Short exercise => Print each line exactly as it is given.

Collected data

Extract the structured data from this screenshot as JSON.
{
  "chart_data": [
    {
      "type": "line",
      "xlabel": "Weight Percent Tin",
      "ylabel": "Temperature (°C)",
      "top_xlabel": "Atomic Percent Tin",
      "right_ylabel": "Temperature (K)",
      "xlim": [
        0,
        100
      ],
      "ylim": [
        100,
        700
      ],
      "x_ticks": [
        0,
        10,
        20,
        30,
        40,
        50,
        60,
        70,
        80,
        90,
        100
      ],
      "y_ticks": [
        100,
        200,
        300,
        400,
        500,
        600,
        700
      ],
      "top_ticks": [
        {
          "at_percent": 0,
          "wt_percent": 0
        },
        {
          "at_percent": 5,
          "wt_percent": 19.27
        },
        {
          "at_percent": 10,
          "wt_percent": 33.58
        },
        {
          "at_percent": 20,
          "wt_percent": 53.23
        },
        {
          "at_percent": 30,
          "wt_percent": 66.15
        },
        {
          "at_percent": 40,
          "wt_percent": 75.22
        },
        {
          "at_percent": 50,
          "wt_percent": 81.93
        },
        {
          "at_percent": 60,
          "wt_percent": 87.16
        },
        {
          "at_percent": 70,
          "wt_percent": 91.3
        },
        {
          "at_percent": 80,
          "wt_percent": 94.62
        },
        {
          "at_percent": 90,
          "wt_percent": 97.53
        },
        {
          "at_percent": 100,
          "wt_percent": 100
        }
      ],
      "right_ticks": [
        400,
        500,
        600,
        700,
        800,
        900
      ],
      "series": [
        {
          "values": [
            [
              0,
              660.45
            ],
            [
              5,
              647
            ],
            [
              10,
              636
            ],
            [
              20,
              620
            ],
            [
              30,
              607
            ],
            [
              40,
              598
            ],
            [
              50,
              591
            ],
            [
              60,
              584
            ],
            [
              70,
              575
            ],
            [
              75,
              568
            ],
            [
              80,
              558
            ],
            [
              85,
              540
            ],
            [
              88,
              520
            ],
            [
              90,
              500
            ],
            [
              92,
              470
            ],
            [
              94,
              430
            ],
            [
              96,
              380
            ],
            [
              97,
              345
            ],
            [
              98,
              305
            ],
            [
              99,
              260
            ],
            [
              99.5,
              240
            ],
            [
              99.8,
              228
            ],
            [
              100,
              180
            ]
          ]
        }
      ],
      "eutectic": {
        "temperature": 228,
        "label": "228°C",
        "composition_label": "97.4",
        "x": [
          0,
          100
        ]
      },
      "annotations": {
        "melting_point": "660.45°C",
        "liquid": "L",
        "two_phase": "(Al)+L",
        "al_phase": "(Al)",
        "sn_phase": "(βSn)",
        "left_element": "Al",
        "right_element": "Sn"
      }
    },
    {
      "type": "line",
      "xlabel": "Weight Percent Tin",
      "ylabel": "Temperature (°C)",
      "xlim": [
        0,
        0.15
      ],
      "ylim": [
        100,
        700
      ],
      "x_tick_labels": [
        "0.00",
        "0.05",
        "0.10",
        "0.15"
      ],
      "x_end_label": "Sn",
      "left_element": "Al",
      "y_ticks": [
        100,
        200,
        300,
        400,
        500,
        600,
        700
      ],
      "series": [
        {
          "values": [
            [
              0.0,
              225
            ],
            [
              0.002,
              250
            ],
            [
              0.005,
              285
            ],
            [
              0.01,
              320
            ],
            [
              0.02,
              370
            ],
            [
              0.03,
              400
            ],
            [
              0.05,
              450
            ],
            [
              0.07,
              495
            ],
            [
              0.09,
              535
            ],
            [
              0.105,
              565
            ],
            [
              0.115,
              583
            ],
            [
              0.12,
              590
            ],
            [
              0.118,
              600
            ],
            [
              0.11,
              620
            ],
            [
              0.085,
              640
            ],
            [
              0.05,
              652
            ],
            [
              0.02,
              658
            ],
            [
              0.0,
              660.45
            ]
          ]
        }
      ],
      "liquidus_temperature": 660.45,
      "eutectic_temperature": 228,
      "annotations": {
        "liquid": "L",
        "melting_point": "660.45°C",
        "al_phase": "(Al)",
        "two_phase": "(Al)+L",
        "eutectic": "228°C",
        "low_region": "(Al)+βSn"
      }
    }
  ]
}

Reply =>
Extract the structured data from this screenshot as JSON.
{
  "chart_data": [
    {
      "type": "line",
      "xlabel": "Weight Percent Tin",
      "ylabel": "Temperature (°C)",
      "top_xlabel": "Atomic Percent Tin",
      "right_ylabel": "Temperature (K)",
      "xlim": [
        0,
        100
      ],
      "ylim": [
        100,
        700
      ],
      "x_ticks": [
        0,
        10,
        20,
        30,
        40,
        50,
        60,
        70,
        80,
        90,
        100
      ],
      "y_ticks": [
        100,
        200,
        300,
        400,
        500,
        600,
        700
      ],
      "top_ticks": [
        {
          "at_percent": 0,
          "wt_percent": 0
        },
        {
          "at_percent": 5,
          "wt_percent": 19.27
        },
        {
          "at_percent": 10,
          "wt_percent": 33.58
        },
        {
          "at_percent": 20,
          "wt_percent": 53.23
        },
        {
          "at_percent": 30,
          "wt_percent": 66.15
        },
        {
          "at_percent": 40,
          "wt_percent": 75.22
        },
        {
          "at_percent": 50,
          "wt_percent": 81.93
        },
        {
          "at_percent": 60,
          "wt_percent": 87.16
        },
        {
          "at_percent": 70,
          "wt_percent": 91.3
        },
        {
          "at_percent": 80,
          "wt_percent": 94.62
        },
        {
          "at_percent": 90,
          "wt_percent": 97.53
        },
        {
          "at_percent": 100,
          "wt_percent": 100
        }
      ],
      "right_ticks": [
        400,
        500,
        600,
        700,
        800,
        900
      ],
      "series": [
        {
          "values": [
            [
              0,
              660.45
            ],
            [
              5,
              647
            ],
            [
              10,
              636
            ],
            [
              20,
              620
            ],
            [
              30,
              607
            ],
            [
              40,
              598
            ],
            [
              50,
              591
            ],
            [
              60,
              584
            ],
            [
              70,
              575
            ],
            [
              75,
              568
            ],
            [
              80,
              558
            ],
            [
              85,
              540
            ],
            [
              88,
              520
            ],
            [
              90,
              500
            ],
            [
              92,
              470
            ],
            [
              94,
              430
            ],
            [
              96,
              380
            ],
            [
              97,
              345
            ],
            [
              98,
              305
            ],
            [
              99,
              260
            ],
            [
              99.5,
              240
            ],
            [
              99.8,
              228
            ],
            [
              100,
              180
            ]
          ]
        }
      ],
      "eutectic": {
        "temperature": 228,
        "label": "228°C",
        "composition_label": "97.4",
        "x": [
          0,
          100
        ]
      },
      "annotations": {
        "melting_point": "660.45°C",
        "liquid": "L",
        "two_phase": "(Al)+L",
        "al_phase": "(Al)",
        "sn_phase": "(βSn)",
        "left_element": "Al",
        "right_element": "Sn"
      }
    },
    {
      "type": "line",
      "xlabel": "Weight Percent Tin",
      "ylabel": "Temperature (°C)",
      "xlim": [
        0,
        0.15
      ],
      "ylim": [
        100,
        700
      ],
      "x_tick_labels": [
        "0.00",
        "0.05",
        "0.10",
        "0.15"
      ],
      "x_end_label": "Sn",
      "left_element": "Al",
      "y_ticks": [
        100,
        200,
        300,
        400,
        500,
        600,
        700
      ],
      "series": [
        {
          "values": [
            [
              0.0,
              225
            ],
            [
              0.002,
              250
            ],
            [
              0.005,
              285
            ],
            [
              0.01,
              320
            ],
            [
              0.02,
              370
            ],
            [
              0.03,
              400
            ],
            [
              0.05,
              450
            ],
            [
              0.07,
              495
            ],
            [
              0.09,
              535
            ],
            [
              0.105,
              565
            ],
            [
              0.115,
              583
            ],
            [
              0.12,
              590
            ],
            [
              0.118,
              600
            ],
            [
              0.11,
              620
            ],
            [
              0.085,
              640
            ],
            [
              0.05,
              652
            ],
            [
              0.02,
              658
            ],
            [
              0.0,
              660.45
            ]
          ]
        }
      ],
      "liquidus_temperature": 660.45,
      "eutectic_temperature": 228,
      "annotations": {
        "liquid": "L",
        "melting_point": "660.45°C",
        "al_phase": "(Al)",
        "two_phase": "(Al)+L",
        "eutectic": "228°C",
        "low_region": "(Al)+βSn"
      }
    }
  ]
}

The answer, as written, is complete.